Job:
Write the records out again exactly, leaving no images in.
____
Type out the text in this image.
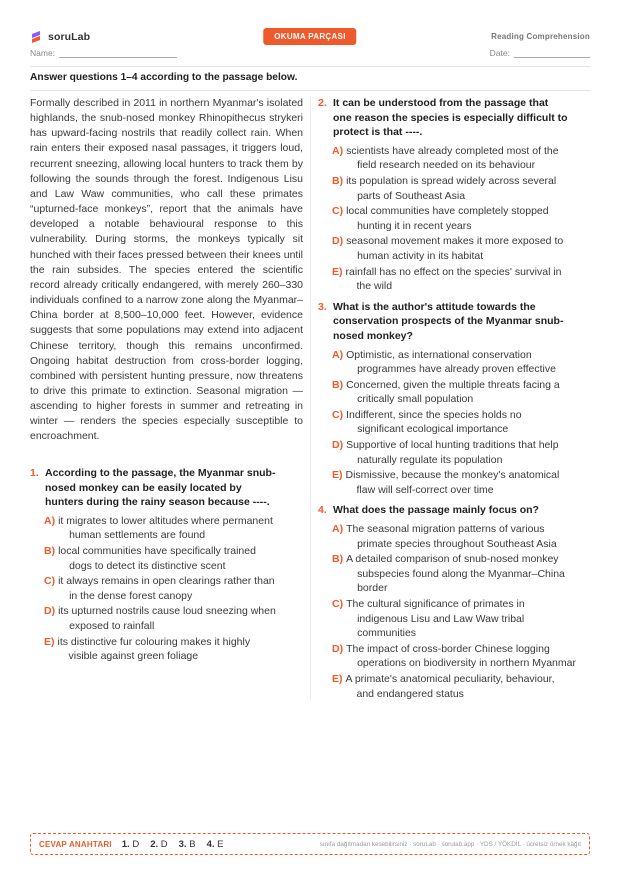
soruLab	OKUMA PARÇASI	Reading Comprehension
Name:	Date:
Answer questions 1–4 according to the passage below.

Formally described in 2011 in northern Myanmar's isolated highlands, the snub-nosed monkey Rhinopithecus strykeri has upward-facing nostrils that readily collect rain. When rain enters their exposed nasal passages, it triggers loud, recurrent sneezing, allowing local hunters to track them by following the sounds through the forest. Indigenous Lisu and Law Waw communities, who call these primates “upturned-face monkeys”, report that the animals have developed a notable behavioural response to this vulnerability. During storms, the monkeys typically sit hunched with their faces pressed between their knees until the rain subsides. The species entered the scientific record already critically endangered, with merely 260–330 individuals confined to a narrow zone along the Myanmar–China border at 8,500–10,000 feet. However, evidence suggests that some populations may extend into adjacent Chinese territory, though this remains unconfirmed. Ongoing habitat destruction from cross-border logging, combined with persistent hunting pressure, now threatens to drive this primate to extinction. Seasonal migration — ascending to higher forests in summer and retreating in winter — renders the species especially susceptible to encroachment.

1. According to the passage, the Myanmar snub-
nosed monkey can be easily located by
hunters during the rainy season because ----.
A) it migrates to lower altitudes where permanent
human settlements are found
B) local communities have specifically trained
dogs to detect its distinctive scent
C) it always remains in open clearings rather than
in the dense forest canopy
D) its upturned nostrils cause loud sneezing when
exposed to rainfall
E) its distinctive fur colouring makes it highly
visible against green foliage
2. It can be understood from the passage that
one reason the species is especially difficult to
protect is that ----.
A) scientists have already completed most of the
field research needed on its behaviour
B) its population is spread widely across several
parts of Southeast Asia
C) local communities have completely stopped
hunting it in recent years
D) seasonal movement makes it more exposed to
human activity in its habitat
E) rainfall has no effect on the species' survival in
the wild
3. What is the author's attitude towards the
conservation prospects of the Myanmar snub-
nosed monkey?
A) Optimistic, as international conservation
programmes have already proven effective
B) Concerned, given the multiple threats facing a
critically small population
C) Indifferent, since the species holds no
significant ecological importance
D) Supportive of local hunting traditions that help
naturally regulate its population
E) Dismissive, because the monkey's anatomical
flaw will self-correct over time
4. What does the passage mainly focus on?
A) The seasonal migration patterns of various
primate species throughout Southeast Asia
B) A detailed comparison of snub-nosed monkey
subspecies found along the Myanmar–China
border
C) The cultural significance of primates in
indigenous Lisu and Law Waw tribal
communities
D) The impact of cross-border Chinese logging
operations on biodiversity in northern Myanmar
E) A primate's anatomical peculiarity, behaviour,
and endangered status
CEVAP ANAHTARI 1. D 2. D 3. B 4. E	sınıfa dağıtmadan kesebilirsiniz · soruLab · sorulab.app · YDS / YÖKDİL · ücretsiz örnek kâğıt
____
Response to this task:
Type out the text in this image.
soruLab	OKUMA PARÇASI	Reading Comprehension
Name:	Date:
Answer questions 1–4 according to the passage below.

Formally described in 2011 in northern Myanmar's isolated highlands, the snub-nosed monkey Rhinopithecus strykeri has upward-facing nostrils that readily collect rain. When rain enters their exposed nasal passages, it triggers loud, recurrent sneezing, allowing local hunters to track them by following the sounds through the forest. Indigenous Lisu and Law Waw communities, who call these primates “upturned-face monkeys”, report that the animals have developed a notable behavioural response to this vulnerability. During storms, the monkeys typically sit hunched with their faces pressed between their knees until the rain subsides. The species entered the scientific record already critically endangered, with merely 260–330 individuals confined to a narrow zone along the Myanmar–China border at 8,500–10,000 feet. However, evidence suggests that some populations may extend into adjacent Chinese territory, though this remains unconfirmed. Ongoing habitat destruction from cross-border logging, combined with persistent hunting pressure, now threatens to drive this primate to extinction. Seasonal migration — ascending to higher forests in summer and retreating in winter — renders the species especially susceptible to encroachment.

1. According to the passage, the Myanmar snub-
nosed monkey can be easily located by
hunters during the rainy season because ----.
A) it migrates to lower altitudes where permanent
human settlements are found
B) local communities have specifically trained
dogs to detect its distinctive scent
C) it always remains in open clearings rather than
in the dense forest canopy
D) its upturned nostrils cause loud sneezing when
exposed to rainfall
E) its distinctive fur colouring makes it highly
visible against green foliage
2. It can be understood from the passage that
one reason the species is especially difficult to
protect is that ----.
A) scientists have already completed most of the
field research needed on its behaviour
B) its population is spread widely across several
parts of Southeast Asia
C) local communities have completely stopped
hunting it in recent years
D) seasonal movement makes it more exposed to
human activity in its habitat
E) rainfall has no effect on the species' survival in
the wild
3. What is the author's attitude towards the
conservation prospects of the Myanmar snub-
nosed monkey?
A) Optimistic, as international conservation
programmes have already proven effective
B) Concerned, given the multiple threats facing a
critically small population
C) Indifferent, since the species holds no
significant ecological importance
D) Supportive of local hunting traditions that help
naturally regulate its population
E) Dismissive, because the monkey's anatomical
flaw will self-correct over time
4. What does the passage mainly focus on?
A) The seasonal migration patterns of various
primate species throughout Southeast Asia
B) A detailed comparison of snub-nosed monkey
subspecies found along the Myanmar–China
border
C) The cultural significance of primates in
indigenous Lisu and Law Waw tribal
communities
D) The impact of cross-border Chinese logging
operations on biodiversity in northern Myanmar
E) A primate's anatomical peculiarity, behaviour,
and endangered status
CEVAP ANAHTARI 1. D 2. D 3. B 4. E	sınıfa dağıtmadan kesebilirsiniz · soruLab · sorulab.app · YDS / YÖKDİL · ücretsiz örnek kâğıt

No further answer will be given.